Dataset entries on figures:
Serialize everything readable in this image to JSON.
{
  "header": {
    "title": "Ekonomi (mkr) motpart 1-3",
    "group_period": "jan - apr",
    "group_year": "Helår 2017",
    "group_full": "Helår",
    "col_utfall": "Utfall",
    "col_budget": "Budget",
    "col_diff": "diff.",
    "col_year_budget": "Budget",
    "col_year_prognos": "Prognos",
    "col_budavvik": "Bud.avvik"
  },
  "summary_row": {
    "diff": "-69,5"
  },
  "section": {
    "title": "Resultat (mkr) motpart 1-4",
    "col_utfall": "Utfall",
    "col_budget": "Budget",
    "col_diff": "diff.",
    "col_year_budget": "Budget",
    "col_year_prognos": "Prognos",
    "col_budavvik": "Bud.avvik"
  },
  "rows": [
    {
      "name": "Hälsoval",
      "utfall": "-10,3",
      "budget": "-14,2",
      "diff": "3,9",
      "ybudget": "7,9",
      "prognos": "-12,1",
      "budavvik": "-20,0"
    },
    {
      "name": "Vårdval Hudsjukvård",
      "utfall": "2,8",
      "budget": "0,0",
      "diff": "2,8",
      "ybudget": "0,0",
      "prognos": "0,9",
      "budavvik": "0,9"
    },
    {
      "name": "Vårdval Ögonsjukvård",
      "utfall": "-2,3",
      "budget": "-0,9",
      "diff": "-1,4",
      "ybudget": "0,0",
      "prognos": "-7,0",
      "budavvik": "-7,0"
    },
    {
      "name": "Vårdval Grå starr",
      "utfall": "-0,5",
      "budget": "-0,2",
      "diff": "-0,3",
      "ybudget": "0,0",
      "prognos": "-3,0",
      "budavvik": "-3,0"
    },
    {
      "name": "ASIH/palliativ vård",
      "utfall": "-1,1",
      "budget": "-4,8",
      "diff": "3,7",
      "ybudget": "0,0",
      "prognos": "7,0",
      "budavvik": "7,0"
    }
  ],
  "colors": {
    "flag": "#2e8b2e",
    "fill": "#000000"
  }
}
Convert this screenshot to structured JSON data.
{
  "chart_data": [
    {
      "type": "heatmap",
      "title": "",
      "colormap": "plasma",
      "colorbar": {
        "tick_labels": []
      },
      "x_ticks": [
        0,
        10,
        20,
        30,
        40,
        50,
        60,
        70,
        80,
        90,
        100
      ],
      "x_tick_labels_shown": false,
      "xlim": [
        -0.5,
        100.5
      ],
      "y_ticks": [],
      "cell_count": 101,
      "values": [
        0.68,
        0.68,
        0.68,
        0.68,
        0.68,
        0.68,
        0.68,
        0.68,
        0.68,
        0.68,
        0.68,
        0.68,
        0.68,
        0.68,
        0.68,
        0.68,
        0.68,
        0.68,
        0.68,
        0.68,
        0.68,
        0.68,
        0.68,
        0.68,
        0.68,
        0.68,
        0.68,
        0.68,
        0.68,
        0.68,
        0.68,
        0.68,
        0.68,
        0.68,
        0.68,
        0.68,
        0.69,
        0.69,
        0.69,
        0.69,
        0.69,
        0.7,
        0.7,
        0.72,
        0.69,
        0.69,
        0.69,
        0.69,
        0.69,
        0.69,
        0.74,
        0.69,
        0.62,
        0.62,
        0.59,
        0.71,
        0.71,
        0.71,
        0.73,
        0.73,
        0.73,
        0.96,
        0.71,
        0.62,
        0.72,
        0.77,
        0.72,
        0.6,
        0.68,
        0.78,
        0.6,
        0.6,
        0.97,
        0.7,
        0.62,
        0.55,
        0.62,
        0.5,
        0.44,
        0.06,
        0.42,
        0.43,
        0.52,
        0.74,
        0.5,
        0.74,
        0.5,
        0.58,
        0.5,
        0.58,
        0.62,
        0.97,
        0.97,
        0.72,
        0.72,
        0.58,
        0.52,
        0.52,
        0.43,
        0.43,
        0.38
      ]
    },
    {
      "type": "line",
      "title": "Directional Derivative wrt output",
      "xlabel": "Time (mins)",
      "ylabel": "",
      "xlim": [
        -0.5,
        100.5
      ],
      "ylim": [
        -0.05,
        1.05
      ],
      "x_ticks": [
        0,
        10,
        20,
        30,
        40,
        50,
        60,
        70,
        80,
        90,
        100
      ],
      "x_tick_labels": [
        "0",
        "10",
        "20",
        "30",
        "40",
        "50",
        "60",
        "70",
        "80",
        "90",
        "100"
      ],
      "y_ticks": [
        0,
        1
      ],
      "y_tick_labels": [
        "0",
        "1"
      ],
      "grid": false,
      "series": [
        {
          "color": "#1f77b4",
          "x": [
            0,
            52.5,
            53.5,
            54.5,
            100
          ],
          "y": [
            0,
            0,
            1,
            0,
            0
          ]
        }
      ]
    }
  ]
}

WORK TO DO: Read through the data and copy every line where "Vårdval" shows up.

TASK RESPONSE:
      "name": "Vårdval Hudsjukvård",
      "name": "Vårdval Ögonsjukvård",
      "name": "Vårdval Grå starr",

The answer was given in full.